Stated exercise: Pictures are not part of the copy; repeat everything else in the records exactly.

-------- Dataset rows

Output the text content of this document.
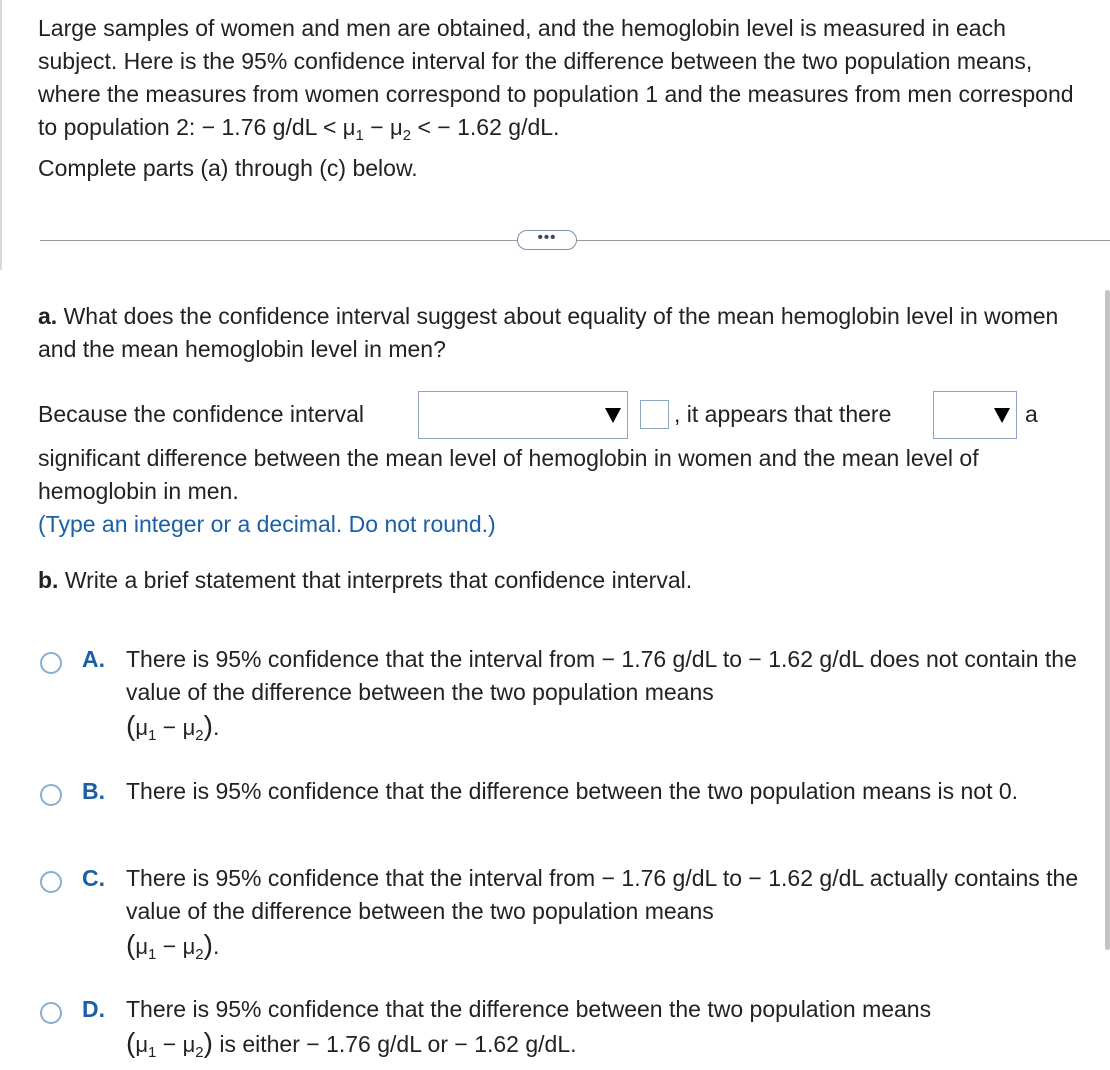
Large samples of women and men are obtained, and the hemoglobin level is measured in each subject. Here is the 95% confidence interval for the difference between the two population means, where the measures from women correspond to population 1 and the measures from men correspond to population 2: − 1.76 $g/dL < \mu_1 - \mu_2$ < − 1.62 g/dL.

Complete parts (a) through (c) below.

•••

a. What does the confidence interval suggest about equality of the mean hemoglobin level in women and the mean hemoglobin level in men?

Because the confidence interval	, it appears that there	a

significant difference between the mean level of hemoglobin in women and the mean level of hemoglobin in men.

(Type an integer or a decimal. Do not round.)

b. Write a brief statement that interprets that confidence interval.

A. There is 95% confidence that the interval from − 1.76 g/dL to − 1.62 g/dL does not contain the value of the difference between the two population means
$(\mu_1 - \mu_2)$.
B. There is 95% confidence that the difference between the two population means is not 0.
C. There is 95% confidence that the interval from − 1.76 g/dL to − 1.62 g/dL actually contains the value of the difference between the two population means
$(\mu_1 - \mu_2)$.
D. There is 95% confidence that the difference between the two population means
$(\mu_1 - \mu_2)$ is either − 1.76 g/dL or − 1.62 g/dL.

----------------

Full answer:
Output the text content of this document.
Large samples of women and men are obtained, and the hemoglobin level is measured in each subject. Here is the 95% confidence interval for the difference between the two population means, where the measures from women correspond to population 1 and the measures from men correspond to population 2: − 1.76 $g/dL < \mu_1 - \mu_2$ < − 1.62 g/dL.

Complete parts (a) through (c) below.

•••

a. What does the confidence interval suggest about equality of the mean hemoglobin level in women and the mean hemoglobin level in men?

Because the confidence interval	, it appears that there	a

significant difference between the mean level of hemoglobin in women and the mean level of hemoglobin in men.

(Type an integer or a decimal. Do not round.)

b. Write a brief statement that interprets that confidence interval.

A. There is 95% confidence that the interval from − 1.76 g/dL to − 1.62 g/dL does not contain the value of the difference between the two population means
$(\mu_1 - \mu_2)$.
B. There is 95% confidence that the difference between the two population means is not 0.
C. There is 95% confidence that the interval from − 1.76 g/dL to − 1.62 g/dL actually contains the value of the difference between the two population means
$(\mu_1 - \mu_2)$.
D. There is 95% confidence that the difference between the two population means
$(\mu_1 - \mu_2)$ is either − 1.76 g/dL or − 1.62 g/dL.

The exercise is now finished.